Read the listing below and copy out every line that holds "JSON".

**** RECORD SET ****

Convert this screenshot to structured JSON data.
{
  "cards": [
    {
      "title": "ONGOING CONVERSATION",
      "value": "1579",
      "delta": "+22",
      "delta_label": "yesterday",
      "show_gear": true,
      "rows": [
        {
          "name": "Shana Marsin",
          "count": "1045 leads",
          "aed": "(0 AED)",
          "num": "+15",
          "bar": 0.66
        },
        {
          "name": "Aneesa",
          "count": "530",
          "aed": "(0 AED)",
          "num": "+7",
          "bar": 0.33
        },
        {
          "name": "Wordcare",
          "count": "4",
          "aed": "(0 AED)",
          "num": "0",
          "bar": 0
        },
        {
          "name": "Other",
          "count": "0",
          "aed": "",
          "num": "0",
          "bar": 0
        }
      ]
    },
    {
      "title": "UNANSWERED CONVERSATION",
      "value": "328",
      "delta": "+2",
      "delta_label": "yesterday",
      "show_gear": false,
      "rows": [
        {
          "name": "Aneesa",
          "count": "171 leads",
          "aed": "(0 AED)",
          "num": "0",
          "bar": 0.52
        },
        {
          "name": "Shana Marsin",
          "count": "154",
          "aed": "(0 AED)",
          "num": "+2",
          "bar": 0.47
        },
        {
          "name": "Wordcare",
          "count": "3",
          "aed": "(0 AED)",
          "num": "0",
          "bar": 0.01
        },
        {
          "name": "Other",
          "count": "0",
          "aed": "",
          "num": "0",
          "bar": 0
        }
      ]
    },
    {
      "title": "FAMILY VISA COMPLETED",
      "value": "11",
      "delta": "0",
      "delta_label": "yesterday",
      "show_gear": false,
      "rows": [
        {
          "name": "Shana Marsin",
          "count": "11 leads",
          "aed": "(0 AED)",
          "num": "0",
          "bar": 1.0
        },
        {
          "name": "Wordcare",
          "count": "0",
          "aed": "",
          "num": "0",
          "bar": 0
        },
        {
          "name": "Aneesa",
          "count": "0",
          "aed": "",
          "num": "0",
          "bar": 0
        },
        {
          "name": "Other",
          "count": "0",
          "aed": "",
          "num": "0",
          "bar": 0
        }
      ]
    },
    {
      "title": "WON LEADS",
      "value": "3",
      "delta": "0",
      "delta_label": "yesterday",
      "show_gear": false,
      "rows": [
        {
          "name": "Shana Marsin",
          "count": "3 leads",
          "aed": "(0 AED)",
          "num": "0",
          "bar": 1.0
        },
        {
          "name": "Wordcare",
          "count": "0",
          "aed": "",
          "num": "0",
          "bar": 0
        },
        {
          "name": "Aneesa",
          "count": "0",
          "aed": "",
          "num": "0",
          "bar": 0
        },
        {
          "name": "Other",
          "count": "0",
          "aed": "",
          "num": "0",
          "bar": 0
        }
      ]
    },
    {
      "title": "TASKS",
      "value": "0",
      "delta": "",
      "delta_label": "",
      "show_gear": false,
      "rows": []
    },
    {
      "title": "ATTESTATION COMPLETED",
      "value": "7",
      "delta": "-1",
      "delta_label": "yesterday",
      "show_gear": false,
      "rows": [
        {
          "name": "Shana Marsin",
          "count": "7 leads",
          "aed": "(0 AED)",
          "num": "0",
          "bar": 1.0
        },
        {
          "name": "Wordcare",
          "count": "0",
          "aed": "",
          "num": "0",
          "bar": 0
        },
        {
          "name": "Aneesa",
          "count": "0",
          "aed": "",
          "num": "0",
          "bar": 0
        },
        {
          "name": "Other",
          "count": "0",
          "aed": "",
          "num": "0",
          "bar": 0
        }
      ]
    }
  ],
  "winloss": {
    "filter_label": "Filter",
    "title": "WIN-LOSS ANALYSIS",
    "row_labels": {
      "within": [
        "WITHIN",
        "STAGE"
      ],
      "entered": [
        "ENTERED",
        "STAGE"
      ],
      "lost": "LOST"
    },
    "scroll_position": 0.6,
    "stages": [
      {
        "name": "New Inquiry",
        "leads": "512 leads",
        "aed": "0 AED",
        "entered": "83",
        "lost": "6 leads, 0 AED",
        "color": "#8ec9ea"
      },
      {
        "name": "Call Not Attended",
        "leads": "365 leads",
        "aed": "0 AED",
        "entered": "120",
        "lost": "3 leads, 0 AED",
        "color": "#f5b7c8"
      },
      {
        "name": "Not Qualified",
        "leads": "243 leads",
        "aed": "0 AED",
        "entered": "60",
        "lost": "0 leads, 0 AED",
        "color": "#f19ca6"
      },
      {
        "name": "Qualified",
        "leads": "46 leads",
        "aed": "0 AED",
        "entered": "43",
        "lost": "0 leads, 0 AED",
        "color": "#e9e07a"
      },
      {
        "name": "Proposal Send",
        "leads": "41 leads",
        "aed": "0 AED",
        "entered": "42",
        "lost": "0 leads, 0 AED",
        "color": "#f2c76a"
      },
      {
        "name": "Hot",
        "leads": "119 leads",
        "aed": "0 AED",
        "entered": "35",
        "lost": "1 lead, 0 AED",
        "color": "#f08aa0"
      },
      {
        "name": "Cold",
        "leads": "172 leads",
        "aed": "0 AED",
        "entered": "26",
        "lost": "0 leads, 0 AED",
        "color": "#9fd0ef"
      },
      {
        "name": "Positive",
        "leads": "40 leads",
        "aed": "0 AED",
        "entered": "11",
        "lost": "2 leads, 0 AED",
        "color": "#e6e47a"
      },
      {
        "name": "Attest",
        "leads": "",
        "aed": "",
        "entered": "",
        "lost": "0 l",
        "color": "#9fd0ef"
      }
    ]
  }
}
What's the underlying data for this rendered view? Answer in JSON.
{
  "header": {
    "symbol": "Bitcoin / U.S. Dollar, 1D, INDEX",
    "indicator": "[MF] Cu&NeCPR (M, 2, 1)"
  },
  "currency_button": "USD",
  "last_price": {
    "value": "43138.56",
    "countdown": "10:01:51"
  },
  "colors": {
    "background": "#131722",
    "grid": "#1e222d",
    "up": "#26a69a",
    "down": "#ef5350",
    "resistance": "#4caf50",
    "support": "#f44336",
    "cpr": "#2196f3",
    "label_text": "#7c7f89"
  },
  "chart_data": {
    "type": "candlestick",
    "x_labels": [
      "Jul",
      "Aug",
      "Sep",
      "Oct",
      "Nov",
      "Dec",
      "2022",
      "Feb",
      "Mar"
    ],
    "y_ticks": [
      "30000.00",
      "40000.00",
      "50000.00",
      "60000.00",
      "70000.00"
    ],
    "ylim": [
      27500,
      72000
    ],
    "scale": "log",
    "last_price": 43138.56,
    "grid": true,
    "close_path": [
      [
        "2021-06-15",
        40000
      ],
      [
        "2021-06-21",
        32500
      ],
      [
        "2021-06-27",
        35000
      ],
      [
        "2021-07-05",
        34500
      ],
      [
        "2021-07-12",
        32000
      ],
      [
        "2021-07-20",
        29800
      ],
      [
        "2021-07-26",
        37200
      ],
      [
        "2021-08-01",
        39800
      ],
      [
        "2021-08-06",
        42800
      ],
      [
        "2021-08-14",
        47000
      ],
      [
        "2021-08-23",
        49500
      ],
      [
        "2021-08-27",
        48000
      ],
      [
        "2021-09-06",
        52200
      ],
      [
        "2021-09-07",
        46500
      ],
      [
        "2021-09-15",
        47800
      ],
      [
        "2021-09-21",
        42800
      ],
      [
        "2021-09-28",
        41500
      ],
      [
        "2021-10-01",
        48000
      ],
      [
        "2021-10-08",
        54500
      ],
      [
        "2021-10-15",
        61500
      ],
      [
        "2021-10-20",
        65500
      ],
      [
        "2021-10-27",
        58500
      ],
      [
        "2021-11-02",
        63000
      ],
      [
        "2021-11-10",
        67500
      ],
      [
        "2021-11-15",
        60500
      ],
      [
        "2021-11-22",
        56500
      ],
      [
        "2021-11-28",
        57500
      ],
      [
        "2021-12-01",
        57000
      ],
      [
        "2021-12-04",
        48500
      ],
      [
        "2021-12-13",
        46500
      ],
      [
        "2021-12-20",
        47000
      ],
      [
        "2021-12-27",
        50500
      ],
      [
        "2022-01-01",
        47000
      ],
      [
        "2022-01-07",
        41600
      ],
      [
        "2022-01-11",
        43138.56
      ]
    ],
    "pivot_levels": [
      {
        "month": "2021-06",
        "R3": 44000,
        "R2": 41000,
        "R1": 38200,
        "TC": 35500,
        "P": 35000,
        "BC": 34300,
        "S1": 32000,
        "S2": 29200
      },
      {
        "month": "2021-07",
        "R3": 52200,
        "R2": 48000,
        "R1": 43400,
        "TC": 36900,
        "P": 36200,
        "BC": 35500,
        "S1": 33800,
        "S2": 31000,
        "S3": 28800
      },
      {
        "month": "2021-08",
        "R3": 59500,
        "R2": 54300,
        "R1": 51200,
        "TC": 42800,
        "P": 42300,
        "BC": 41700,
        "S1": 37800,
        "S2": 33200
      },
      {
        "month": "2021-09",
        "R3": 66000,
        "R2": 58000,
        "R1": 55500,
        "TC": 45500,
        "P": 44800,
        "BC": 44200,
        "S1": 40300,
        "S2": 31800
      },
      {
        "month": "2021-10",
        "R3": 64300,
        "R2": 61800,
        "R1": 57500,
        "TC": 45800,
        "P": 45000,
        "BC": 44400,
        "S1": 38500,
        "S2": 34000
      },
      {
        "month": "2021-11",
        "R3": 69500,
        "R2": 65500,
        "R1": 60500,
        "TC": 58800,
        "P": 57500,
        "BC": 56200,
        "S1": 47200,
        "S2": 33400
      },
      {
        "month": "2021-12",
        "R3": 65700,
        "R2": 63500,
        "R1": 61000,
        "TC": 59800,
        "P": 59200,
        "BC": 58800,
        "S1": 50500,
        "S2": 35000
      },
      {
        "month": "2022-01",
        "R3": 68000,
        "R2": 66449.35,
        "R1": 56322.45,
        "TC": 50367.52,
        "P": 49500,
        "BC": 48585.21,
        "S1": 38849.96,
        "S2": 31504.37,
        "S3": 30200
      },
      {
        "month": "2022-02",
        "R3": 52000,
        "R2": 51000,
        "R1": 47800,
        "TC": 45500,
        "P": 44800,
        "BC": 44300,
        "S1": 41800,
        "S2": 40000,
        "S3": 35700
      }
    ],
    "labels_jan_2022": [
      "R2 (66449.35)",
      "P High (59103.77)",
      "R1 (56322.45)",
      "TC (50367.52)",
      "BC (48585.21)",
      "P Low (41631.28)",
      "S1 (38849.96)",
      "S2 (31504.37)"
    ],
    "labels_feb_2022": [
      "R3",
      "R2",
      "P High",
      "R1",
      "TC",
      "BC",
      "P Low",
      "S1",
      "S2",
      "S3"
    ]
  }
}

****

FULL SOLUTION:
Convert this screenshot to structured JSON data.
What's the underlying data for this rendered view? Answer in JSON.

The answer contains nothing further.